### Directions for this task
Copy, in full, each line of the material that holds the word "Average".

### Dataset records

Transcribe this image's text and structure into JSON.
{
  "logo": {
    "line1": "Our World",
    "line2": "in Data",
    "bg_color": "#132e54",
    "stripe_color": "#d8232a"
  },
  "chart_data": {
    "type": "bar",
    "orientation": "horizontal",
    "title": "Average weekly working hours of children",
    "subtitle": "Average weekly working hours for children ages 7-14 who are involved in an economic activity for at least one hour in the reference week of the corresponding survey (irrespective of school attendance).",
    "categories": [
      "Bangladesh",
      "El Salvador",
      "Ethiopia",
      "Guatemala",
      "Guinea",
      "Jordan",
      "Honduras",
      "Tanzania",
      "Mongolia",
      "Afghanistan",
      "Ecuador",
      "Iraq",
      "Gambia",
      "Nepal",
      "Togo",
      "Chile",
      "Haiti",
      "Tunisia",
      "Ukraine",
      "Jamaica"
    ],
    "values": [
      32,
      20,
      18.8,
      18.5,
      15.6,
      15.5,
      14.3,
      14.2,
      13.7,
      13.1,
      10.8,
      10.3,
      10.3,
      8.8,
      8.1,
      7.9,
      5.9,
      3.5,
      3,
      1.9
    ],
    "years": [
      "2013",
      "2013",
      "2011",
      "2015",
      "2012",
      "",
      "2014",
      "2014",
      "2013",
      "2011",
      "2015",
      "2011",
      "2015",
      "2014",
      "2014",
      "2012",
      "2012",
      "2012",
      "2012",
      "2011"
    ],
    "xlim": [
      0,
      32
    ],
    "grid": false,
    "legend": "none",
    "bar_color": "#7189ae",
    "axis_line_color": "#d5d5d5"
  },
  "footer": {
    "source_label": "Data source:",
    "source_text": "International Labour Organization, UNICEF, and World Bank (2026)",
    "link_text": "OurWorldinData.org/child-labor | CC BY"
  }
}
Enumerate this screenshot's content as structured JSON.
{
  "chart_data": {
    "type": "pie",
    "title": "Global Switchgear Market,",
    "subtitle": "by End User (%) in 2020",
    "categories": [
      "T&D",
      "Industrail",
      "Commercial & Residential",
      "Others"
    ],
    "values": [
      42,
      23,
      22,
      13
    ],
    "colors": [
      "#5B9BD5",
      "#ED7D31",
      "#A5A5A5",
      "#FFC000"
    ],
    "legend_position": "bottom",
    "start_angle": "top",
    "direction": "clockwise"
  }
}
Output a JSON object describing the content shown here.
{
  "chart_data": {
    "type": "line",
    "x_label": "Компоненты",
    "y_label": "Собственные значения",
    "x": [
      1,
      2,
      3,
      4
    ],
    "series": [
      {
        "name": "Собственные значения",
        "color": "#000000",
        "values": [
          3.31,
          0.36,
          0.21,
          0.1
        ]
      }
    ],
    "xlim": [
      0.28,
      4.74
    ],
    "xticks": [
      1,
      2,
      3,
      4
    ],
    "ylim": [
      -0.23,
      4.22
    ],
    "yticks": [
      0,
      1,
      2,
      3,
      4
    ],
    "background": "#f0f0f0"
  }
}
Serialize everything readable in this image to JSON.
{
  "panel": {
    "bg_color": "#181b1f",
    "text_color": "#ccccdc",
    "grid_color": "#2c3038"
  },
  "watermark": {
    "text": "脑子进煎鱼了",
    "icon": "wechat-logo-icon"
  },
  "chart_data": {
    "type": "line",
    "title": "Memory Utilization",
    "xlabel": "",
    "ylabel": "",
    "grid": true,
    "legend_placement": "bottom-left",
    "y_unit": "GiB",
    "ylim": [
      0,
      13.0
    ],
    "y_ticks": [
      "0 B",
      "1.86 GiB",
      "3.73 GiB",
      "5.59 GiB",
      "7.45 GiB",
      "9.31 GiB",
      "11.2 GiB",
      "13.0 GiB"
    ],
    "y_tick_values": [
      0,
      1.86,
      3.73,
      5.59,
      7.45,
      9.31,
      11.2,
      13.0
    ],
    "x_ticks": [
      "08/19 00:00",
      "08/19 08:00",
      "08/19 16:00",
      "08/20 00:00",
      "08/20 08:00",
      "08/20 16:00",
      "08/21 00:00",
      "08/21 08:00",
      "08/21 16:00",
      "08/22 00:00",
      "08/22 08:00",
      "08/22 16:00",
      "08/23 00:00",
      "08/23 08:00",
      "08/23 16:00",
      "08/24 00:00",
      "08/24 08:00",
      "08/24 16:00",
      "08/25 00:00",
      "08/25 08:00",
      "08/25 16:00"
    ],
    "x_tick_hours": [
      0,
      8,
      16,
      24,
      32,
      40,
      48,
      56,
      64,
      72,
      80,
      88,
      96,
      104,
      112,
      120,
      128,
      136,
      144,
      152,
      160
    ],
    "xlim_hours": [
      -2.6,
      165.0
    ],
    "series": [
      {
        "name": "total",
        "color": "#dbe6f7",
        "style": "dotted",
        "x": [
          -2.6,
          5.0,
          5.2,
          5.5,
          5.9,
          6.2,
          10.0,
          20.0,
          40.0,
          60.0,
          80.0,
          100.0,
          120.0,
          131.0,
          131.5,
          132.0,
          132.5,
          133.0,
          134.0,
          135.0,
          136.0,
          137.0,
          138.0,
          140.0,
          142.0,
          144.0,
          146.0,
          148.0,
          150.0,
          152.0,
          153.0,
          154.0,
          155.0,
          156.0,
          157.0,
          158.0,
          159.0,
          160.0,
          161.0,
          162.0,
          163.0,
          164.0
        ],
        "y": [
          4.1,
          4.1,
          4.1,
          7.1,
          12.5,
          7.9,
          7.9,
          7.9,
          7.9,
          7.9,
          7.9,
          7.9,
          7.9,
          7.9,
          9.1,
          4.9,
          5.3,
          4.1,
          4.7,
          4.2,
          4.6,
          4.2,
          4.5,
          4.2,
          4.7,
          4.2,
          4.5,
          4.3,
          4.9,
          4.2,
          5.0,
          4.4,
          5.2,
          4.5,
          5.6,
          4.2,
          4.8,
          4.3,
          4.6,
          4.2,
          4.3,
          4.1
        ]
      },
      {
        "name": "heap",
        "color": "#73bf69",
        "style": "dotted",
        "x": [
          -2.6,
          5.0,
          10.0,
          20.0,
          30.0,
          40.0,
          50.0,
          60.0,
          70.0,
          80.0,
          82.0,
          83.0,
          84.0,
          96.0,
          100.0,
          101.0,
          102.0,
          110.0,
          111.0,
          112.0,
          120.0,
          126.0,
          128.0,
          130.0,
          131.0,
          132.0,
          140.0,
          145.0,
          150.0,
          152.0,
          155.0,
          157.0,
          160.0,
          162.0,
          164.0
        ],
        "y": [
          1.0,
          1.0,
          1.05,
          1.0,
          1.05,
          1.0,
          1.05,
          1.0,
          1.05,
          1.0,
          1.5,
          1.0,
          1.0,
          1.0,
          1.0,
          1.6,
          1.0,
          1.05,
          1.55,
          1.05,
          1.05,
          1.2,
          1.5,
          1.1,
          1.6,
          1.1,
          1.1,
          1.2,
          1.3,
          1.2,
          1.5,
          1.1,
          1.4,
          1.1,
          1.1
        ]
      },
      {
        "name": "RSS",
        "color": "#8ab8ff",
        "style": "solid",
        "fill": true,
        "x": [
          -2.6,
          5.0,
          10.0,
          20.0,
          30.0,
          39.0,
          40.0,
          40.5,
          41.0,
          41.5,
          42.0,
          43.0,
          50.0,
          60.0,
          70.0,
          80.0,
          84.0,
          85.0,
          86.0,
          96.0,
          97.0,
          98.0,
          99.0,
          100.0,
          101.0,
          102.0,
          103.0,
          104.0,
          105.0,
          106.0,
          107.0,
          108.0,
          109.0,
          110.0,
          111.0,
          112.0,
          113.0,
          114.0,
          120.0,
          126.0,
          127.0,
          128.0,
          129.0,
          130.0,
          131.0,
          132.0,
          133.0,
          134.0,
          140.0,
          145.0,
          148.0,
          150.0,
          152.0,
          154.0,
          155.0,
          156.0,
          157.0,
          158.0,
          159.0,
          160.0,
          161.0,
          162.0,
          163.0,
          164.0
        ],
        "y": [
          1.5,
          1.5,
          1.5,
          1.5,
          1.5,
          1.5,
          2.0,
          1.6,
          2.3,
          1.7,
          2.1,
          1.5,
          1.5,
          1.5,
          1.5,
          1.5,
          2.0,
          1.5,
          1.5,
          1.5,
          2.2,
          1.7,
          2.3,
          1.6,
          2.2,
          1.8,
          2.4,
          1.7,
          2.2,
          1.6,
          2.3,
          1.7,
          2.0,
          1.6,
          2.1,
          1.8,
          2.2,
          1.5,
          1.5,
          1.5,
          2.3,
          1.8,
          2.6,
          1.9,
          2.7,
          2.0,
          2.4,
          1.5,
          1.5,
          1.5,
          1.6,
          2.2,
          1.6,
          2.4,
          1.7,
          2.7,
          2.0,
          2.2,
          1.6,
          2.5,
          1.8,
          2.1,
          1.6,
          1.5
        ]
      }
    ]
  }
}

### The output
    "title": "Average weekly working hours of children",
    "subtitle": "Average weekly working hours for children ages 7-14 who are involved in an economic activity for at least one hour in the reference week of the corresponding survey (irrespective of school attendance).",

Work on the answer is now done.